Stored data
= = = =
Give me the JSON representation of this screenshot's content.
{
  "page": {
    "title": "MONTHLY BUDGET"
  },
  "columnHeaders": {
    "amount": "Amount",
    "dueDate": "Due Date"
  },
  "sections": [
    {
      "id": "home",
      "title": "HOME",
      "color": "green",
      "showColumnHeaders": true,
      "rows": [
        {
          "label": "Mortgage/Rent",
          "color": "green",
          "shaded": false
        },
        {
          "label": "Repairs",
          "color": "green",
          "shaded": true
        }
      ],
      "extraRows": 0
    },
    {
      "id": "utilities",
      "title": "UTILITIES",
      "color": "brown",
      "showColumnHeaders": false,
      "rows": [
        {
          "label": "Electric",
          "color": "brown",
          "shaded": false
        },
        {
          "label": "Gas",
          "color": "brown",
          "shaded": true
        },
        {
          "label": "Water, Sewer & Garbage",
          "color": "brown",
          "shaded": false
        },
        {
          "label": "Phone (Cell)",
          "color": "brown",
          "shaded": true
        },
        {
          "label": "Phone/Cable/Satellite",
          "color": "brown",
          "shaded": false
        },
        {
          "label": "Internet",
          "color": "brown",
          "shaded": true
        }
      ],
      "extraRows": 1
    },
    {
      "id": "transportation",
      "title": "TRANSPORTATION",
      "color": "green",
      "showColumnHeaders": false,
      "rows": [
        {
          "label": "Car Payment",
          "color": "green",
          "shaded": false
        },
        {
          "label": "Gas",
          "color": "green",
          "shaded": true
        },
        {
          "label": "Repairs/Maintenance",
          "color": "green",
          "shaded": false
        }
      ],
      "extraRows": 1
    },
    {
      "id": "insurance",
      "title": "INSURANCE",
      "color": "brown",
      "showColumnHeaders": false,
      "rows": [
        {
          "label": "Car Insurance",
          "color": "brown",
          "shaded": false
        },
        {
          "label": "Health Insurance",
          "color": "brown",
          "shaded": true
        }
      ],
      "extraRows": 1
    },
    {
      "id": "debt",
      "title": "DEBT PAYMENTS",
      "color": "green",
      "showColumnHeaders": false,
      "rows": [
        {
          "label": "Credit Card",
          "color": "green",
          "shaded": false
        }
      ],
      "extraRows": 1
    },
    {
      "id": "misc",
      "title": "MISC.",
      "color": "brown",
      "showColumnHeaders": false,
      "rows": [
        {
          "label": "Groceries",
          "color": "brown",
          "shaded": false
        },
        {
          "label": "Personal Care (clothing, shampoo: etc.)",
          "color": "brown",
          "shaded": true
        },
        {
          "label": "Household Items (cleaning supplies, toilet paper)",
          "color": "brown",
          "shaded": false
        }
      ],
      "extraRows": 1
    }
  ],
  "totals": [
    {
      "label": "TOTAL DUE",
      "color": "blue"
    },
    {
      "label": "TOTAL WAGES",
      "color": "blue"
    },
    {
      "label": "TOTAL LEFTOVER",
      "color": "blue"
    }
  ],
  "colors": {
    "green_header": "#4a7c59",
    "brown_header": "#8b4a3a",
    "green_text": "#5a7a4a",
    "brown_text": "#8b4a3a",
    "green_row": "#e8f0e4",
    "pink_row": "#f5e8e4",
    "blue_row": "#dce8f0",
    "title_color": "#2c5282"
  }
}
= = = =
- **WORK TO BE COMPLETED**
Quote each line of the data above exactly as written.

- **FINAL RESULT**
Give me the JSON representation of this screenshot's content.
{
  "page": {
    "title": "MONTHLY BUDGET"
  },
  "columnHeaders": {
    "amount": "Amount",
    "dueDate": "Due Date"
  },
  "sections": [
    {
      "id": "home",
      "title": "HOME",
      "color": "green",
      "showColumnHeaders": true,
      "rows": [
        {
          "label": "Mortgage/Rent",
          "color": "green",
          "shaded": false
        },
        {
          "label": "Repairs",
          "color": "green",
          "shaded": true
        }
      ],
      "extraRows": 0
    },
    {
      "id": "utilities",
      "title": "UTILITIES",
      "color": "brown",
      "showColumnHeaders": false,
      "rows": [
        {
          "label": "Electric",
          "color": "brown",
          "shaded": false
        },
        {
          "label": "Gas",
          "color": "brown",
          "shaded": true
        },
        {
          "label": "Water, Sewer & Garbage",
          "color": "brown",
          "shaded": false
        },
        {
          "label": "Phone (Cell)",
          "color": "brown",
          "shaded": true
        },
        {
          "label": "Phone/Cable/Satellite",
          "color": "brown",
          "shaded": false
        },
        {
          "label": "Internet",
          "color": "brown",
          "shaded": true
        }
      ],
      "extraRows": 1
    },
    {
      "id": "transportation",
      "title": "TRANSPORTATION",
      "color": "green",
      "showColumnHeaders": false,
      "rows": [
        {
          "label": "Car Payment",
          "color": "green",
          "shaded": false
        },
        {
          "label": "Gas",
          "color": "green",
          "shaded": true
        },
        {
          "label": "Repairs/Maintenance",
          "color": "green",
          "shaded": false
        }
      ],
      "extraRows": 1
    },
    {
      "id": "insurance",
      "title": "INSURANCE",
      "color": "brown",
      "showColumnHeaders": false,
      "rows": [
        {
          "label": "Car Insurance",
          "color": "brown",
          "shaded": false
        },
        {
          "label": "Health Insurance",
          "color": "brown",
          "shaded": true
        }
      ],
      "extraRows": 1
    },
    {
      "id": "debt",
      "title": "DEBT PAYMENTS",
      "color": "green",
      "showColumnHeaders": false,
      "rows": [
        {
          "label": "Credit Card",
          "color": "green",
          "shaded": false
        }
      ],
      "extraRows": 1
    },
    {
      "id": "misc",
      "title": "MISC.",
      "color": "brown",
      "showColumnHeaders": false,
      "rows": [
        {
          "label": "Groceries",
          "color": "brown",
          "shaded": false
        },
        {
          "label": "Personal Care (clothing, shampoo: etc.)",
          "color": "brown",
          "shaded": true
        },
        {
          "label": "Household Items (cleaning supplies, toilet paper)",
          "color": "brown",
          "shaded": false
        }
      ],
      "extraRows": 1
    }
  ],
  "totals": [
    {
      "label": "TOTAL DUE",
      "color": "blue"
    },
    {
      "label": "TOTAL WAGES",
      "color": "blue"
    },
    {
      "label": "TOTAL LEFTOVER",
      "color": "blue"
    }
  ],
  "colors": {
    "green_header": "#4a7c59",
    "brown_header": "#8b4a3a",
    "green_text": "#5a7a4a",
    "brown_text": "#8b4a3a",
    "green_row": "#e8f0e4",
    "pink_row": "#f5e8e4",
    "blue_row": "#dce8f0",
    "title_color": "#2c5282"
  }
}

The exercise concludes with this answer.